■ **Stated problem**: Pick out every line in the data below that holds "szép".

** START OF Data in this exercise **

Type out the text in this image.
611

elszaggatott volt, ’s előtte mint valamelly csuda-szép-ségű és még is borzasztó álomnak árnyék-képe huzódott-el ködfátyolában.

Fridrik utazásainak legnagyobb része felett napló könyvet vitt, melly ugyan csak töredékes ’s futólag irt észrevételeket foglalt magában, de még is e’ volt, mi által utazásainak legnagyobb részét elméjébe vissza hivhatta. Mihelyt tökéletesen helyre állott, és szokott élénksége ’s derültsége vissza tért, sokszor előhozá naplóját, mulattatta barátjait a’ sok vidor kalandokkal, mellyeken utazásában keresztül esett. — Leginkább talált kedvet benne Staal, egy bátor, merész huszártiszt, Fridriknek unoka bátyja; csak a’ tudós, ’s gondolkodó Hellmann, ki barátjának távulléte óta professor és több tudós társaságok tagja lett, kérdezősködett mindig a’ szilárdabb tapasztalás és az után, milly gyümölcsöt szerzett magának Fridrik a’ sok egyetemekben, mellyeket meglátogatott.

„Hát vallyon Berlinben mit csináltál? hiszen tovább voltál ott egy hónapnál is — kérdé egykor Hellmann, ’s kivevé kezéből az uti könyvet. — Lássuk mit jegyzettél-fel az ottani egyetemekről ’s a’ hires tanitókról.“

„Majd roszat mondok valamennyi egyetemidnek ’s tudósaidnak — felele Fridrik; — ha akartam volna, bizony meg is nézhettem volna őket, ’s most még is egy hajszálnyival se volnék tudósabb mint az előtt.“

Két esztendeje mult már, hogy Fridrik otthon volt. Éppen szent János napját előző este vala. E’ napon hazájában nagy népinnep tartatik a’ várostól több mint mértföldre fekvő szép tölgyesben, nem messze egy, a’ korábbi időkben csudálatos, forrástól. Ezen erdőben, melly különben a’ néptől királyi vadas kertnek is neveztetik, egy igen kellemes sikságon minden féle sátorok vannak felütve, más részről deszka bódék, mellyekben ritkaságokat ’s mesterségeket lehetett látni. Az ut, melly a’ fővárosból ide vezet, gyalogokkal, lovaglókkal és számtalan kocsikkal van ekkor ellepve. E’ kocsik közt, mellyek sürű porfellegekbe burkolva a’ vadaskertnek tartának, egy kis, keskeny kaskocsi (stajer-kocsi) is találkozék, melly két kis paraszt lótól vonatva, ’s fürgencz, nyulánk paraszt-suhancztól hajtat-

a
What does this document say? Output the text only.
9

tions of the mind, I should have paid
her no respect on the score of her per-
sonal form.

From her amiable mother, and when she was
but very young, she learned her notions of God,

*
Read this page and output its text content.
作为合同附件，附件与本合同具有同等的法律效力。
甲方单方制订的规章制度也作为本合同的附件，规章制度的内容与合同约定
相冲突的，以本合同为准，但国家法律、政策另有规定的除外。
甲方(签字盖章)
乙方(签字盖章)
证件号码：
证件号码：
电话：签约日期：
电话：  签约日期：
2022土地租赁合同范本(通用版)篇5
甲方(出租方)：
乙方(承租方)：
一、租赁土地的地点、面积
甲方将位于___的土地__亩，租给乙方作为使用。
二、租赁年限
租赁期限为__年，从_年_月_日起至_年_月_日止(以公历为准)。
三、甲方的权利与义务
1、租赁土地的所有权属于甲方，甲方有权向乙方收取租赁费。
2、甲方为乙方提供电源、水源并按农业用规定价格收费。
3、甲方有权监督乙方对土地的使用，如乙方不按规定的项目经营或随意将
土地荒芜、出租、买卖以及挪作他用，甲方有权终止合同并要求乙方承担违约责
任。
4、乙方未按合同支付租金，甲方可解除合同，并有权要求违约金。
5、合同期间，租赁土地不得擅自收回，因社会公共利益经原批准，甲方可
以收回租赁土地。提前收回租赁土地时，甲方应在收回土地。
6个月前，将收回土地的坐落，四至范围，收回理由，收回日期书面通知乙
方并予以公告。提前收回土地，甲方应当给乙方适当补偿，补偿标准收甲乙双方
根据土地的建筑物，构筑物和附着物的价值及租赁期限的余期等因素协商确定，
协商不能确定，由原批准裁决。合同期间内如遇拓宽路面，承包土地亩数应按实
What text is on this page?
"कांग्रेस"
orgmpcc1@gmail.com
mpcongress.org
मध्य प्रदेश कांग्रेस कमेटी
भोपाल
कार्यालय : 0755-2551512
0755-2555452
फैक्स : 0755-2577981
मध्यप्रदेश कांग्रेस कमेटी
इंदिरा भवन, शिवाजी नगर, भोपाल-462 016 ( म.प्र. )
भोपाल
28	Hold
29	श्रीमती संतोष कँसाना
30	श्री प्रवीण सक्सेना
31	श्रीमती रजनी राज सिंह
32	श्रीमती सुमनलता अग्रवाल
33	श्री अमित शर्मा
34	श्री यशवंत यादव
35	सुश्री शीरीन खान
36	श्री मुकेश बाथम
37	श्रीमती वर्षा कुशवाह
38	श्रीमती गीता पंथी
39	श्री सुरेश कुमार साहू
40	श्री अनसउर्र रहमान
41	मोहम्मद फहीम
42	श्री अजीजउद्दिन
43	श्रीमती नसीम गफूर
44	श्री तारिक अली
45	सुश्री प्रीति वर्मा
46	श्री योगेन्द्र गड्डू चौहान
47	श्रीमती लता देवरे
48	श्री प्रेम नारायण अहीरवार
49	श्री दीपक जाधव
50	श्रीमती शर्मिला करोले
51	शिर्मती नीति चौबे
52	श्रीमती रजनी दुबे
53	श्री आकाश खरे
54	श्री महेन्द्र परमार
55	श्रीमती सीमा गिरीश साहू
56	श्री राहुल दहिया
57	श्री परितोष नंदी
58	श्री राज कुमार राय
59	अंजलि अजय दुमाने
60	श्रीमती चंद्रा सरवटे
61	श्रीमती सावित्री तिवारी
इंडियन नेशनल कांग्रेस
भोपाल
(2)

** END OF Data in this exercise **

■ **Written response**:
elszaggatott volt, ’s előtte mint valamelly csuda-szép-ségű és még is borzasztó álomnak árnyék-képe huzódott-el ködfátyolában.
Két esztendeje mult már, hogy Fridrik otthon volt. Éppen szent János napját előző este vala. E’ napon hazájában nagy népinnep tartatik a’ várostól több mint mértföldre fekvő szép tölgyesben, nem messze egy, a’ korábbi időkben csudálatos, forrástól. Ezen erdőben, melly különben a’ néptől királyi vadas kertnek is neveztetik, egy igen kellemes sikságon minden féle sátorok vannak felütve, más részről deszka bódék, mellyekben ritkaságokat ’s mesterségeket lehetett látni. Az ut, melly a’ fővárosból ide vezet, gyalogokkal, lovaglókkal és számtalan kocsikkal van ekkor ellepve. E’ kocsik közt, mellyek sürű porfellegekbe burkolva a’ vadaskertnek tartának, egy kis, keskeny kaskocsi (stajer-kocsi) is találkozék, melly két kis paraszt lótól vonatva, ’s fürgencz, nyulánk paraszt-suhancztól hajtat-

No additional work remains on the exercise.